* [Task]: Draw out every line with the word "JSON" from the listing below.
════════════════
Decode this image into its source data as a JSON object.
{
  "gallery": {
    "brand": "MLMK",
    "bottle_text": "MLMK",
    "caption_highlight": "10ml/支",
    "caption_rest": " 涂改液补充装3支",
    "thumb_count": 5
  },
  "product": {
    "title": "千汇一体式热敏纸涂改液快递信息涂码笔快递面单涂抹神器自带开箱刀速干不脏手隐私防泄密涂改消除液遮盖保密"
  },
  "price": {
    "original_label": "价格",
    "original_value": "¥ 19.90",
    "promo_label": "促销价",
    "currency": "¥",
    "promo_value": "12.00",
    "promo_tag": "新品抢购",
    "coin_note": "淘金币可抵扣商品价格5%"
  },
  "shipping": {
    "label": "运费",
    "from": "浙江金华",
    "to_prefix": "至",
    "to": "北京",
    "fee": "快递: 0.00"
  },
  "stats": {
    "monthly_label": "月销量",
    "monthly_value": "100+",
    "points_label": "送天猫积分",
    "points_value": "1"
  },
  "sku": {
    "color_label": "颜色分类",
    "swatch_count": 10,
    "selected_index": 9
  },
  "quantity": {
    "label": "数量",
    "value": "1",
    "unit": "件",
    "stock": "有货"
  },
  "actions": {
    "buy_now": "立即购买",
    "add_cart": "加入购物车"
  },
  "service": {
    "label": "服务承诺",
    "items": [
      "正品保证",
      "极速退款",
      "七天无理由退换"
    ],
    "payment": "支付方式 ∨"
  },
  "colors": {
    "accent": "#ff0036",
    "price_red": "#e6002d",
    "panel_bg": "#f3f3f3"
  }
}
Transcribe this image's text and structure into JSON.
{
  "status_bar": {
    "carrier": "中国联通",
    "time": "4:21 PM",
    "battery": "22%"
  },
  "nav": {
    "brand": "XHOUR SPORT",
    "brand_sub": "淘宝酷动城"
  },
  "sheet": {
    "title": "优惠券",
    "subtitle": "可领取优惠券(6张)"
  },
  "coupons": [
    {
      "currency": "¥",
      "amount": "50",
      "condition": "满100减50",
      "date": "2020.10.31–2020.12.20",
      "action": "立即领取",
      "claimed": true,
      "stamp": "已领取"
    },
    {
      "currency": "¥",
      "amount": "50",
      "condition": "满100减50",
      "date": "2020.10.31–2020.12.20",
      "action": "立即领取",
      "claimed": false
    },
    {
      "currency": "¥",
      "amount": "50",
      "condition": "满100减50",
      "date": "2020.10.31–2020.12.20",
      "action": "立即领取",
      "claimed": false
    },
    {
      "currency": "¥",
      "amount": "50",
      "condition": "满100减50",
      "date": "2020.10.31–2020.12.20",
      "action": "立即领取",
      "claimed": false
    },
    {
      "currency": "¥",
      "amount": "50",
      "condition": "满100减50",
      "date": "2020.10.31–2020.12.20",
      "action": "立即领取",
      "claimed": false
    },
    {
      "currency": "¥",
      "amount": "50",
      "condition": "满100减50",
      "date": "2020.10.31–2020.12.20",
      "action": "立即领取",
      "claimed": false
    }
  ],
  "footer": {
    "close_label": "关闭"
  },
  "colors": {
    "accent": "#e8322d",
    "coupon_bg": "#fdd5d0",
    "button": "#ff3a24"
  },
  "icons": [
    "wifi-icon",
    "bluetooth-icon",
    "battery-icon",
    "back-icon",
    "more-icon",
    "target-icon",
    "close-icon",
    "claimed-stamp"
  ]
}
════════════════
* [Solution]:
Decode this image into its source data as a JSON object.
Transcribe this image's text and structure into JSON.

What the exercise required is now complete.